##### The records #####

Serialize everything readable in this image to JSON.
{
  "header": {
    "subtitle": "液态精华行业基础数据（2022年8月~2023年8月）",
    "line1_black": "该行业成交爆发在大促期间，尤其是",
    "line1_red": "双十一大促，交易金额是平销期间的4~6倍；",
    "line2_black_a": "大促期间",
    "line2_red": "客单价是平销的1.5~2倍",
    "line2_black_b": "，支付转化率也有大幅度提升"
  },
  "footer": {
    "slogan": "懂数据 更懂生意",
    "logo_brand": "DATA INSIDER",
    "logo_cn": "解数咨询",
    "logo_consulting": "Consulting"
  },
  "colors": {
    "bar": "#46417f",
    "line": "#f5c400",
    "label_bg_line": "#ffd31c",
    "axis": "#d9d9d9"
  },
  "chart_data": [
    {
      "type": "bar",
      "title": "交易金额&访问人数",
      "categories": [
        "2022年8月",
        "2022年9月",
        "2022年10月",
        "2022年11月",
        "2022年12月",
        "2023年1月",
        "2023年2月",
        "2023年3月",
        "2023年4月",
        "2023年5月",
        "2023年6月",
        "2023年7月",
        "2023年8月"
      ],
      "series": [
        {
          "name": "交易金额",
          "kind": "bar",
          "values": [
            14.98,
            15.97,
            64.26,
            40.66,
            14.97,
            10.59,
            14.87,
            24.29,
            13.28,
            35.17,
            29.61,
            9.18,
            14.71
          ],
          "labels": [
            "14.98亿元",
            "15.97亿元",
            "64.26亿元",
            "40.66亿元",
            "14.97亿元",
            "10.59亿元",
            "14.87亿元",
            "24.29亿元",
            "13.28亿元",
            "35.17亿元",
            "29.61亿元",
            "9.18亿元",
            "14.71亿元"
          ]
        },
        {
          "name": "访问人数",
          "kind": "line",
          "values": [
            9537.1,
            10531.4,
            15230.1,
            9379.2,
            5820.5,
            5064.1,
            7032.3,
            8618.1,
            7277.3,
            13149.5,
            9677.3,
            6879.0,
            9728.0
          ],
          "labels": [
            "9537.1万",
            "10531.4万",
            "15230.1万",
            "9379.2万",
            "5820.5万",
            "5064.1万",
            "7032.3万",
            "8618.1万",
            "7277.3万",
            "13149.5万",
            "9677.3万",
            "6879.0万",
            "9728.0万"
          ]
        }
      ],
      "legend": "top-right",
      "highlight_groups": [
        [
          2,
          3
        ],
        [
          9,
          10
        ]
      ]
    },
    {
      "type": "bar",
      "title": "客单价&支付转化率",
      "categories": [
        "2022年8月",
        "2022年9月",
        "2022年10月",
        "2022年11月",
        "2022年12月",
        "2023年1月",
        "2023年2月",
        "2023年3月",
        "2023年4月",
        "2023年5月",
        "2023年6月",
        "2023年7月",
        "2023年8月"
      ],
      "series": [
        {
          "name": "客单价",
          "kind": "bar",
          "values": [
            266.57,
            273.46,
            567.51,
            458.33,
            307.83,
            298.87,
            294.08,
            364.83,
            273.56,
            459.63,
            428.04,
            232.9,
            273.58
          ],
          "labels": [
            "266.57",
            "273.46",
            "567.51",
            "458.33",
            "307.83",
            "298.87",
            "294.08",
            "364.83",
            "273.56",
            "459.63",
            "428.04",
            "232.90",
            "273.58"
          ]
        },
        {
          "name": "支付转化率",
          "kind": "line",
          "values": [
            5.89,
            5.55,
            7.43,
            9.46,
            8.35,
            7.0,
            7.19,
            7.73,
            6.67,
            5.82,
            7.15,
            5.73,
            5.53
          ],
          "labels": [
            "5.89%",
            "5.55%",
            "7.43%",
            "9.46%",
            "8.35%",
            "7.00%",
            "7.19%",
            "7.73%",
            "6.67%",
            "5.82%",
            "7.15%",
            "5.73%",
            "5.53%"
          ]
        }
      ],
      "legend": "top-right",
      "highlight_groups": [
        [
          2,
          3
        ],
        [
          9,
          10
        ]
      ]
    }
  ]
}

#####

- Brief
Set every line of the listing down word for word.

- Exercise output
Serialize everything readable in this image to JSON.
{
  "header": {
    "subtitle": "液态精华行业基础数据（2022年8月~2023年8月）",
    "line1_black": "该行业成交爆发在大促期间，尤其是",
    "line1_red": "双十一大促，交易金额是平销期间的4~6倍；",
    "line2_black_a": "大促期间",
    "line2_red": "客单价是平销的1.5~2倍",
    "line2_black_b": "，支付转化率也有大幅度提升"
  },
  "footer": {
    "slogan": "懂数据 更懂生意",
    "logo_brand": "DATA INSIDER",
    "logo_cn": "解数咨询",
    "logo_consulting": "Consulting"
  },
  "colors": {
    "bar": "#46417f",
    "line": "#f5c400",
    "label_bg_line": "#ffd31c",
    "axis": "#d9d9d9"
  },
  "chart_data": [
    {
      "type": "bar",
      "title": "交易金额&访问人数",
      "categories": [
        "2022年8月",
        "2022年9月",
        "2022年10月",
        "2022年11月",
        "2022年12月",
        "2023年1月",
        "2023年2月",
        "2023年3月",
        "2023年4月",
        "2023年5月",
        "2023年6月",
        "2023年7月",
        "2023年8月"
      ],
      "series": [
        {
          "name": "交易金额",
          "kind": "bar",
          "values": [
            14.98,
            15.97,
            64.26,
            40.66,
            14.97,
            10.59,
            14.87,
            24.29,
            13.28,
            35.17,
            29.61,
            9.18,
            14.71
          ],
          "labels": [
            "14.98亿元",
            "15.97亿元",
            "64.26亿元",
            "40.66亿元",
            "14.97亿元",
            "10.59亿元",
            "14.87亿元",
            "24.29亿元",
            "13.28亿元",
            "35.17亿元",
            "29.61亿元",
            "9.18亿元",
            "14.71亿元"
          ]
        },
        {
          "name": "访问人数",
          "kind": "line",
          "values": [
            9537.1,
            10531.4,
            15230.1,
            9379.2,
            5820.5,
            5064.1,
            7032.3,
            8618.1,
            7277.3,
            13149.5,
            9677.3,
            6879.0,
            9728.0
          ],
          "labels": [
            "9537.1万",
            "10531.4万",
            "15230.1万",
            "9379.2万",
            "5820.5万",
            "5064.1万",
            "7032.3万",
            "8618.1万",
            "7277.3万",
            "13149.5万",
            "9677.3万",
            "6879.0万",
            "9728.0万"
          ]
        }
      ],
      "legend": "top-right",
      "highlight_groups": [
        [
          2,
          3
        ],
        [
          9,
          10
        ]
      ]
    },
    {
      "type": "bar",
      "title": "客单价&支付转化率",
      "categories": [
        "2022年8月",
        "2022年9月",
        "2022年10月",
        "2022年11月",
        "2022年12月",
        "2023年1月",
        "2023年2月",
        "2023年3月",
        "2023年4月",
        "2023年5月",
        "2023年6月",
        "2023年7月",
        "2023年8月"
      ],
      "series": [
        {
          "name": "客单价",
          "kind": "bar",
          "values": [
            266.57,
            273.46,
            567.51,
            458.33,
            307.83,
            298.87,
            294.08,
            364.83,
            273.56,
            459.63,
            428.04,
            232.9,
            273.58
          ],
          "labels": [
            "266.57",
            "273.46",
            "567.51",
            "458.33",
            "307.83",
            "298.87",
            "294.08",
            "364.83",
            "273.56",
            "459.63",
            "428.04",
            "232.90",
            "273.58"
          ]
        },
        {
          "name": "支付转化率",
          "kind": "line",
          "values": [
            5.89,
            5.55,
            7.43,
            9.46,
            8.35,
            7.0,
            7.19,
            7.73,
            6.67,
            5.82,
            7.15,
            5.73,
            5.53
          ],
          "labels": [
            "5.89%",
            "5.55%",
            "7.43%",
            "9.46%",
            "8.35%",
            "7.00%",
            "7.19%",
            "7.73%",
            "6.67%",
            "5.82%",
            "7.15%",
            "5.73%",
            "5.53%"
          ]
        }
      ],
      "legend": "top-right",
      "highlight_groups": [
        [
          2,
          3
        ],
        [
          9,
          10
        ]
      ]
    }
  ]
}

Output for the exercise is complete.